In the data below, find every line that has the string "地下室防水", and copy it.

* Begin WORKING DATA *

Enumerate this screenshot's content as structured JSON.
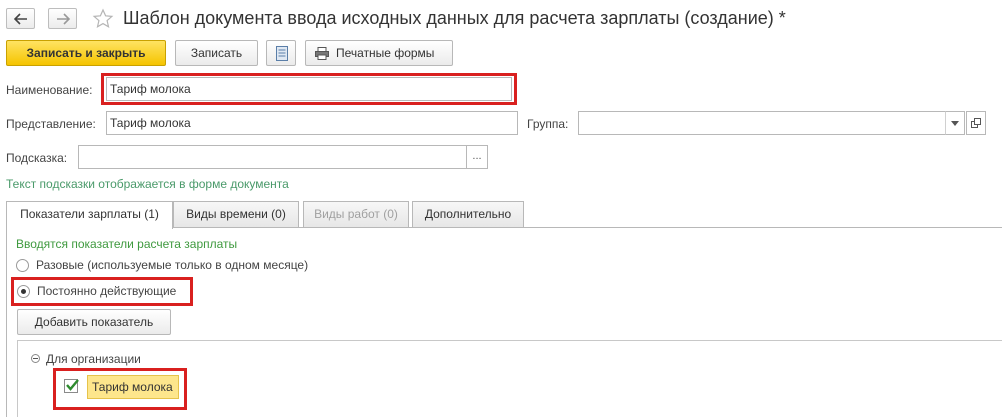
{
  "window": {
    "title": "Шаблон документа ввода исходных данных для расчета зарплаты (создание) *"
  },
  "toolbar": {
    "save_close_label": "Записать и закрыть",
    "save_label": "Записать",
    "print_forms_label": "Печатные формы"
  },
  "form": {
    "name_label": "Наименование:",
    "name_value": "Тариф молока",
    "presentation_label": "Представление:",
    "presentation_value": "Тариф молока",
    "group_label": "Группа:",
    "group_value": "",
    "tooltip_label": "Подсказка:",
    "tooltip_value": "",
    "tooltip_hint": "Текст подсказки отображается в форме документа",
    "ellipsis": "..."
  },
  "tabs": [
    {
      "label": "Показатели зарплаты (1)"
    },
    {
      "label": "Виды времени (0)"
    },
    {
      "label": "Виды работ (0)"
    },
    {
      "label": "Дополнительно"
    }
  ],
  "panel": {
    "section_title": "Вводятся показатели расчета зарплаты",
    "radio_one_time": "Разовые (используемые только в одном месяце)",
    "radio_permanent": "Постоянно действующие",
    "add_indicator_label": "Добавить показатель",
    "tree_group": "Для организации",
    "tree_item": "Тариф молока",
    "tree_item_checked": true
  },
  "colors": {
    "primary_button": "#f5c400",
    "highlight_red": "#d9201f",
    "hint_green": "#4a9a6a",
    "selected_item_bg": "#fde68c"
  }
}
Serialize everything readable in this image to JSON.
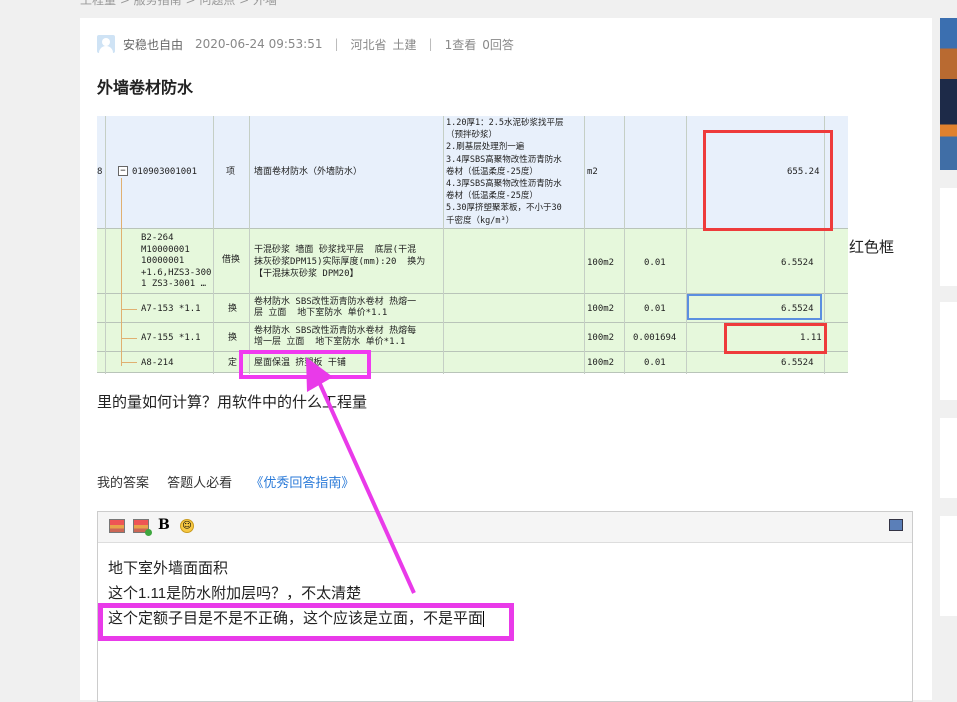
{
  "breadcrumb": "工程量 > 服务指南 > 问题点 > 外墙",
  "post": {
    "author": "安稳也自由",
    "time": "2020-06-24 09:53:51",
    "location": "河北省",
    "category": "土建",
    "views": "1查看",
    "answers": "0回答",
    "title": "外墙卷材防水",
    "question_tail": "红色框",
    "question_line2": "里的量如何计算？用软件中的什么工程量"
  },
  "screenshot": {
    "r1": {
      "marker": "8",
      "code": "010903001001",
      "kind": "项",
      "name": "墙面卷材防水（外墙防水）",
      "desc": "1.20厚1：2.5水泥砂浆找平层\n（预拌砂浆）\n2.刷基层处理剂一遍\n3.4厚SBS高聚物改性沥青防水\n卷材（低温柔度-25度）\n4.3厚SBS高聚物改性沥青防水\n卷材（低温柔度-25度）\n5.30厚挤塑聚苯板，不小于30\n千密度（kg/m³）",
      "unit": "m2",
      "qty": "655.24"
    },
    "r2": {
      "code": "B2-264\nM10000001\n10000001\n+1.6,HZS3-300\n1 ZS3-3001 …",
      "kind": "借换",
      "name": "干混砂浆 墙面 砂浆找平层  底层(干混\n抹灰砂浆DPM15)实际厚度(mm):20  换为\n【干混抹灰砂浆 DPM20】",
      "unit": "100m2",
      "coef": "0.01",
      "qty": "6.5524"
    },
    "r3": {
      "code": "A7-153 *1.1",
      "kind": "换",
      "name": "卷材防水 SBS改性沥青防水卷材 热熔一\n层 立面  地下室防水 单价*1.1",
      "unit": "100m2",
      "coef": "0.01",
      "qty": "6.5524"
    },
    "r4": {
      "code": "A7-155 *1.1",
      "kind": "换",
      "name": "卷材防水 SBS改性沥青防水卷材 热熔每\n增一层 立面  地下室防水 单价*1.1",
      "unit": "100m2",
      "coef": "0.001694",
      "qty": "1.11"
    },
    "r5": {
      "code": "A8-214",
      "kind": "定",
      "name": "屋面保温 挤塑板 干铺",
      "unit": "100m2",
      "coef": "0.01",
      "qty": "6.5524"
    }
  },
  "answer": {
    "my_answer": "我的答案",
    "must_see": "答题人必看",
    "guide": "《优秀回答指南》",
    "lines": [
      "地下室外墙面面积",
      "这个1.11是防水附加层吗？，不太清楚",
      "这个定额子目是不是不正确，这个应该是立面，不是平面"
    ]
  },
  "colors": {
    "red_box": "#ee3b3b",
    "magenta_annotation": "#e93ae9",
    "link": "#2a7ad8"
  }
}
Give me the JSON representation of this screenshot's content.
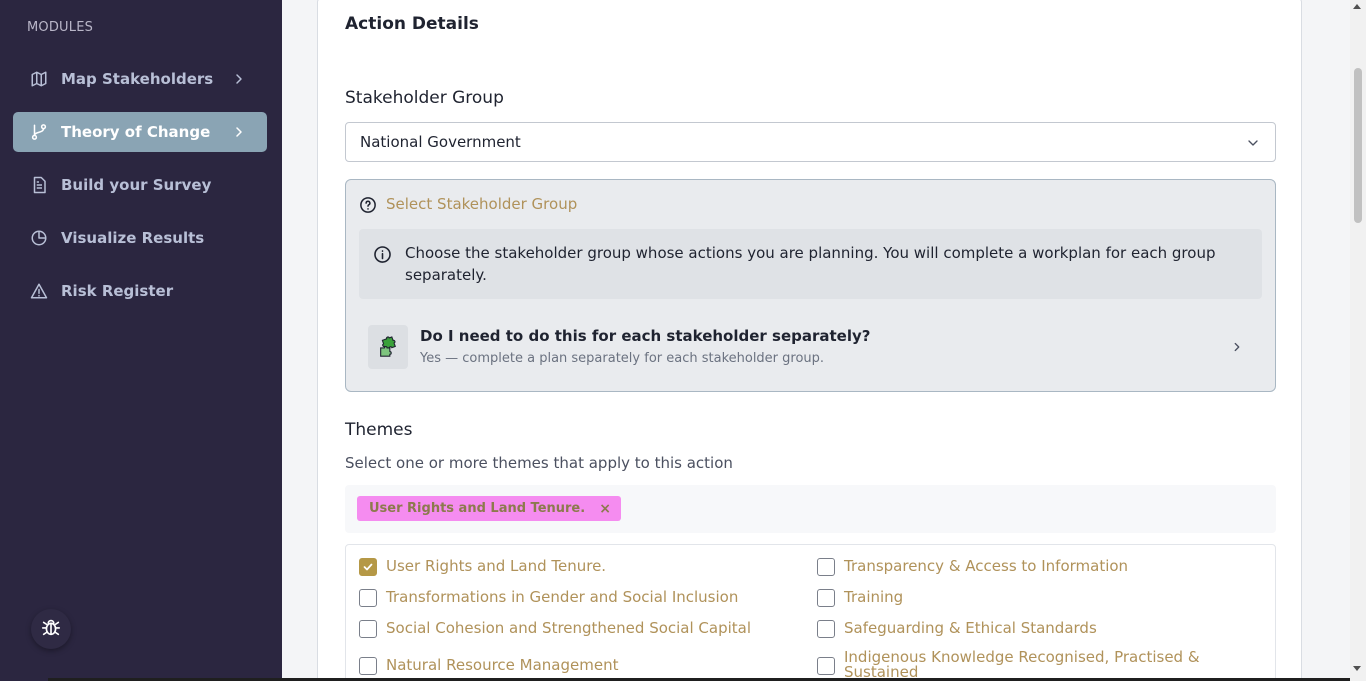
{
  "sidebar": {
    "section_label": "MODULES",
    "items": [
      {
        "label": "Map Stakeholders",
        "icon": "map-icon"
      },
      {
        "label": "Theory of Change",
        "icon": "git-branch-icon",
        "active": true
      },
      {
        "label": "Build your Survey",
        "icon": "document-icon"
      },
      {
        "label": "Visualize Results",
        "icon": "pie-chart-icon"
      },
      {
        "label": "Risk Register",
        "icon": "warning-icon"
      }
    ],
    "bug_button_icon": "bug-icon"
  },
  "form": {
    "title": "Action Details",
    "stakeholder_group": {
      "label": "Stakeholder Group",
      "value": "National Government"
    },
    "help": {
      "heading": "Select Stakeholder Group",
      "info": "Choose the stakeholder group whose actions you are planning. You will complete a workplan for each group separately.",
      "faq_question": "Do I need to do this for each stakeholder separately?",
      "faq_answer": "Yes — complete a plan separately for each stakeholder group."
    },
    "themes": {
      "title": "Themes",
      "subtitle": "Select one or more themes that apply to this action",
      "selected_chip": "User Rights and Land Tenure.",
      "chip_remove": "×",
      "options": [
        {
          "label": "User Rights and Land Tenure.",
          "checked": true
        },
        {
          "label": "Transparency & Access to Information",
          "checked": false
        },
        {
          "label": "Transformations in Gender and Social Inclusion",
          "checked": false
        },
        {
          "label": "Training",
          "checked": false
        },
        {
          "label": "Social Cohesion and Strengthened Social Capital",
          "checked": false
        },
        {
          "label": "Safeguarding & Ethical Standards",
          "checked": false
        },
        {
          "label": "Natural Resource Management",
          "checked": false
        },
        {
          "label": "Indigenous Knowledge Recognised, Practised & Sustained",
          "checked": false
        }
      ]
    }
  },
  "colors": {
    "sidebar_bg": "#2b2640",
    "active_item": "#8aa4b4",
    "accent_text": "#b0925a",
    "chip_bg": "#f58cf0"
  }
}
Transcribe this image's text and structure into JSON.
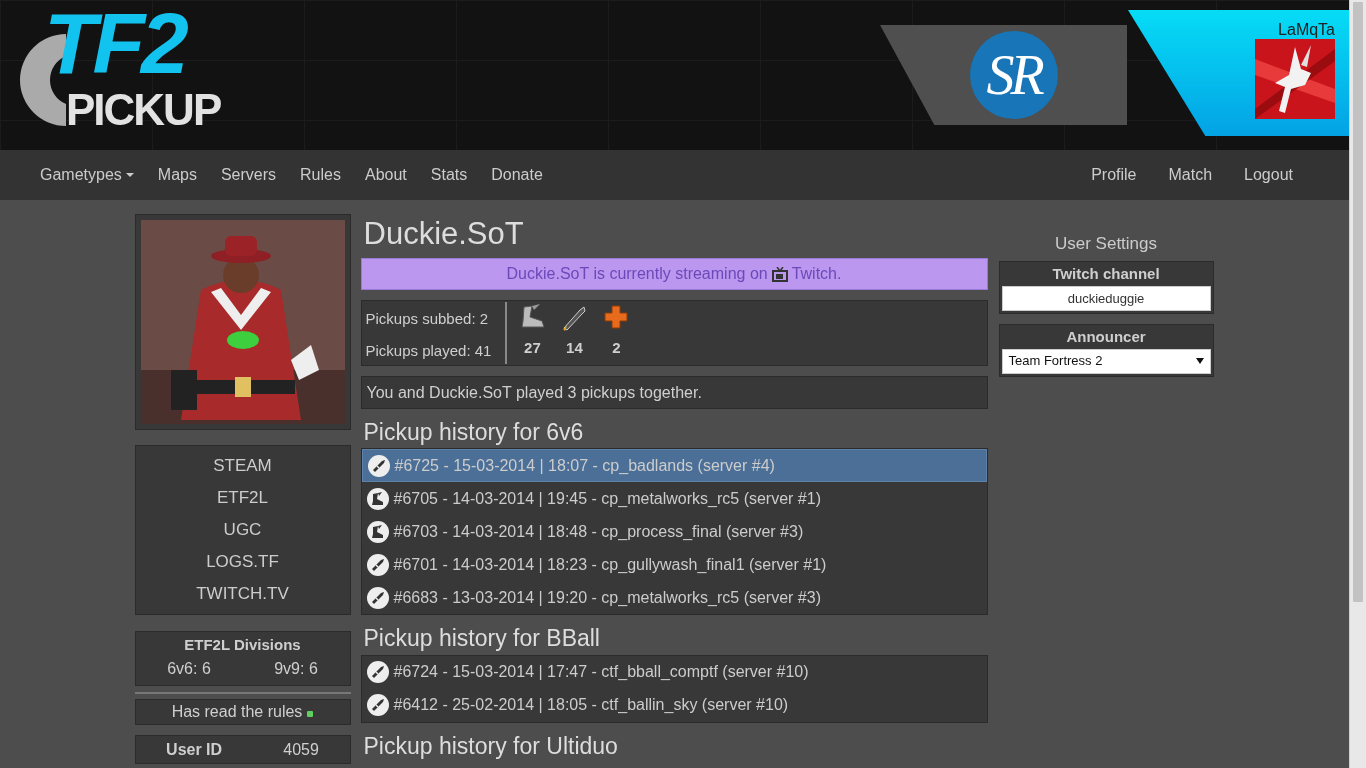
{
  "header": {
    "logo": {
      "top": "TF2",
      "bottom": "PICKUP"
    },
    "sponsor": {
      "text": "SR"
    },
    "user": {
      "name": "LaMqTa"
    }
  },
  "nav": {
    "left": [
      {
        "label": "Gametypes",
        "dropdown": true
      },
      {
        "label": "Maps",
        "dropdown": false
      },
      {
        "label": "Servers",
        "dropdown": false
      },
      {
        "label": "Rules",
        "dropdown": false
      },
      {
        "label": "About",
        "dropdown": false
      },
      {
        "label": "Stats",
        "dropdown": false
      },
      {
        "label": "Donate",
        "dropdown": false
      }
    ],
    "right": [
      {
        "label": "Profile",
        "dropdown": false
      },
      {
        "label": "Match",
        "dropdown": false
      },
      {
        "label": "Logout",
        "dropdown": false
      }
    ]
  },
  "profile": {
    "links": [
      "STEAM",
      "ETF2L",
      "UGC",
      "LOGS.TF",
      "TWITCH.TV"
    ],
    "divisions": {
      "title": "ETF2L Divisions",
      "items": [
        "6v6: 6",
        "9v9: 6"
      ]
    },
    "rules": {
      "label": "Has read the rules",
      "read": true
    },
    "user_id": {
      "label": "User ID",
      "value": "4059"
    }
  },
  "player": {
    "name": "Duckie.SoT",
    "stream": {
      "text": "Duckie.SoT is currently streaming on",
      "link": "Twitch."
    },
    "stats": {
      "subbed": "Pickups subbed: 2",
      "played": "Pickups played: 41",
      "classes": [
        {
          "kind": "scout",
          "count": "27"
        },
        {
          "kind": "soldier",
          "count": "14"
        },
        {
          "kind": "medic",
          "count": "2"
        }
      ]
    },
    "together": "You and Duckie.SoT played 3 pickups together."
  },
  "history": [
    {
      "title": "Pickup history for 6v6",
      "rows": [
        {
          "kind": "soldier",
          "text": "#6725 - 15-03-2014 | 18:07 - cp_badlands (server #4)",
          "selected": true
        },
        {
          "kind": "scout",
          "text": "#6705 - 14-03-2014 | 19:45 - cp_metalworks_rc5 (server #1)",
          "selected": false
        },
        {
          "kind": "scout",
          "text": "#6703 - 14-03-2014 | 18:48 - cp_process_final (server #3)",
          "selected": false
        },
        {
          "kind": "soldier",
          "text": "#6701 - 14-03-2014 | 18:23 - cp_gullywash_final1 (server #1)",
          "selected": false
        },
        {
          "kind": "soldier",
          "text": "#6683 - 13-03-2014 | 19:20 - cp_metalworks_rc5 (server #3)",
          "selected": false
        }
      ]
    },
    {
      "title": "Pickup history for BBall",
      "rows": [
        {
          "kind": "soldier",
          "text": "#6724 - 15-03-2014 | 17:47 - ctf_bball_comptf (server #10)",
          "selected": false
        },
        {
          "kind": "soldier",
          "text": "#6412 - 25-02-2014 | 18:05 - ctf_ballin_sky (server #10)",
          "selected": false
        }
      ]
    },
    {
      "title": "Pickup history for Ultiduo"
    }
  ],
  "settings": {
    "title": "User Settings",
    "twitch": {
      "label": "Twitch channel",
      "value": "duckieduggie"
    },
    "announcer": {
      "label": "Announcer",
      "value": "Team Fortress 2"
    }
  }
}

* End WORKING DATA *

> IN RESPONSE
      "name": "卷材防水 SBS改性沥青防水卷材 热熔一\n层 立面  地下室防水 单价*1.1",
      "name": "卷材防水 SBS改性沥青防水卷材 热熔每\n增一层 立面  地下室防水 单价*1.1",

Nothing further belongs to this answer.